[YOUR OBJECTIVE]
Copy every entry exactly.

>> start GIVEN INFORMATION

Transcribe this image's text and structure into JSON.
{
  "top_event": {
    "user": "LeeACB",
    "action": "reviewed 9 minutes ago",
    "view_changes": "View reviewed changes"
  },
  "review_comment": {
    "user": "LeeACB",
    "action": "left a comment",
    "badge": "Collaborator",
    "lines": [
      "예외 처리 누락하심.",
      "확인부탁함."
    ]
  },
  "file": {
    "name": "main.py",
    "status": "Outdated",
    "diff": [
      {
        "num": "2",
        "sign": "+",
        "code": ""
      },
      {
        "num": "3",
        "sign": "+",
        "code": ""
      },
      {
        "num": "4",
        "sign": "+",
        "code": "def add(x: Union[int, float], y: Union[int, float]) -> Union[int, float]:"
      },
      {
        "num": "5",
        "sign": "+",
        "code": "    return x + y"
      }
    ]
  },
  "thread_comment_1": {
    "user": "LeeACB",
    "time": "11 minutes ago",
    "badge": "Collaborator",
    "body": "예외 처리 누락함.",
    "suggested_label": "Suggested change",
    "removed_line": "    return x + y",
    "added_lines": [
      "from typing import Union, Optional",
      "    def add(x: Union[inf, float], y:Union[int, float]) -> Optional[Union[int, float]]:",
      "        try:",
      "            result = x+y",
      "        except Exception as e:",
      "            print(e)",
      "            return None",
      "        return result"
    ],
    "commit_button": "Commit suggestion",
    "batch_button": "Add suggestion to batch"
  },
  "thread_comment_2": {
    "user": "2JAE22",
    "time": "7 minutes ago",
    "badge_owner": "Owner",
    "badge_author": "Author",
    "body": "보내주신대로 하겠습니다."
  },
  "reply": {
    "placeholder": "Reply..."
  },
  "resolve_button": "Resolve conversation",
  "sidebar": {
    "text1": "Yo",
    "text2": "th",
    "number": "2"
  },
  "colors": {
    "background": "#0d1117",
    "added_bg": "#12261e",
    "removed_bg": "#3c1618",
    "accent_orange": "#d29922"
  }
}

>> end GIVEN INFORMATION

[TASK ANSWER]
Transcribe this image's text and structure into JSON.
{
  "top_event": {
    "user": "LeeACB",
    "action": "reviewed 9 minutes ago",
    "view_changes": "View reviewed changes"
  },
  "review_comment": {
    "user": "LeeACB",
    "action": "left a comment",
    "badge": "Collaborator",
    "lines": [
      "예외 처리 누락하심.",
      "확인부탁함."
    ]
  },
  "file": {
    "name": "main.py",
    "status": "Outdated",
    "diff": [
      {
        "num": "2",
        "sign": "+",
        "code": ""
      },
      {
        "num": "3",
        "sign": "+",
        "code": ""
      },
      {
        "num": "4",
        "sign": "+",
        "code": "def add(x: Union[int, float], y: Union[int, float]) -> Union[int, float]:"
      },
      {
        "num": "5",
        "sign": "+",
        "code": "    return x + y"
      }
    ]
  },
  "thread_comment_1": {
    "user": "LeeACB",
    "time": "11 minutes ago",
    "badge": "Collaborator",
    "body": "예외 처리 누락함.",
    "suggested_label": "Suggested change",
    "removed_line": "    return x + y",
    "added_lines": [
      "from typing import Union, Optional",
      "    def add(x: Union[inf, float], y:Union[int, float]) -> Optional[Union[int, float]]:",
      "        try:",
      "            result = x+y",
      "        except Exception as e:",
      "            print(e)",
      "            return None",
      "        return result"
    ],
    "commit_button": "Commit suggestion",
    "batch_button": "Add suggestion to batch"
  },
  "thread_comment_2": {
    "user": "2JAE22",
    "time": "7 minutes ago",
    "badge_owner": "Owner",
    "badge_author": "Author",
    "body": "보내주신대로 하겠습니다."
  },
  "reply": {
    "placeholder": "Reply..."
  },
  "resolve_button": "Resolve conversation",
  "sidebar": {
    "text1": "Yo",
    "text2": "th",
    "number": "2"
  },
  "colors": {
    "background": "#0d1117",
    "added_bg": "#12261e",
    "removed_bg": "#3c1618",
    "accent_orange": "#d29922"
  }
}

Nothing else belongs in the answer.